(Data records)
● ● ● ● ● ● ●
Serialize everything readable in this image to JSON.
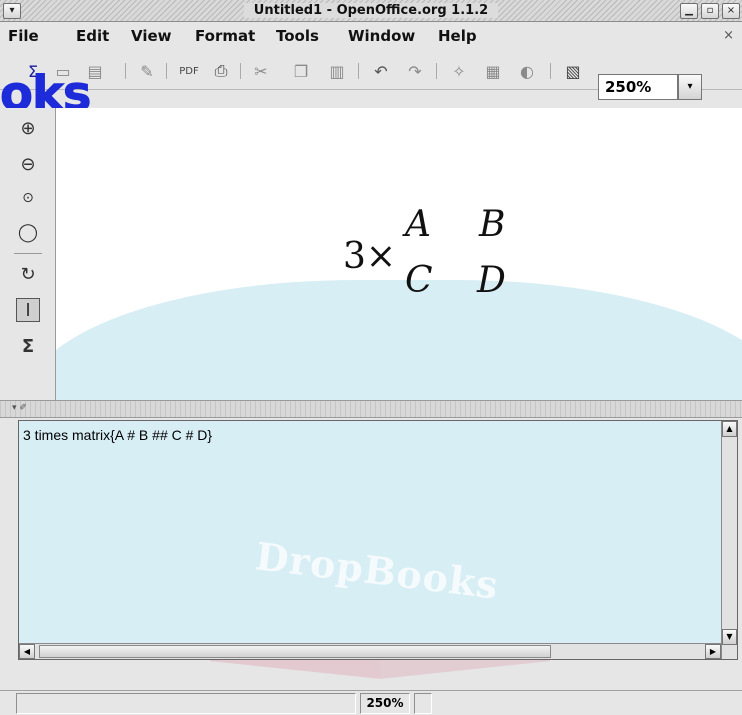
{
  "window": {
    "title": "Untitled1 - OpenOffice.org 1.1.2",
    "menu_icon": "chevron-down-icon",
    "controls": {
      "minimize": "minimize-icon",
      "maximize": "maximize-icon",
      "close": "close-icon"
    }
  },
  "menubar": {
    "items": [
      "File",
      "Edit",
      "View",
      "Format",
      "Tools",
      "Window",
      "Help"
    ],
    "doc_close": "×"
  },
  "toolbar": {
    "icons": [
      "summation-icon",
      "open-icon",
      "save-icon",
      "edit-icon",
      "export-pdf-icon",
      "print-icon",
      "cut-icon",
      "copy-icon",
      "paste-icon",
      "undo-icon",
      "redo-icon",
      "navigator-icon",
      "grid-icon",
      "gallery-icon",
      "image-icon"
    ],
    "zoom_value": "250%"
  },
  "overlay_brand": "oks",
  "left_tools": [
    "zoom-in-icon",
    "zoom-out-icon",
    "zoom-100-icon",
    "show-all-icon",
    "refresh-icon",
    "cursor-icon",
    "formula-icon"
  ],
  "formula_view": {
    "scalar": "3×",
    "matrix": [
      [
        "A",
        "B"
      ],
      [
        "C",
        "D"
      ]
    ]
  },
  "commands": {
    "text": "3 times matrix{A # B ## C # D}"
  },
  "watermark": "DropBooks",
  "statusbar": {
    "zoom": "250%"
  }
}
● ● ● ● ● ● ●
Exercise aim
Write out every line from the entries where "image" appears.

Task solution
Serialize everything readable in this image to JSON.
      "image-icon"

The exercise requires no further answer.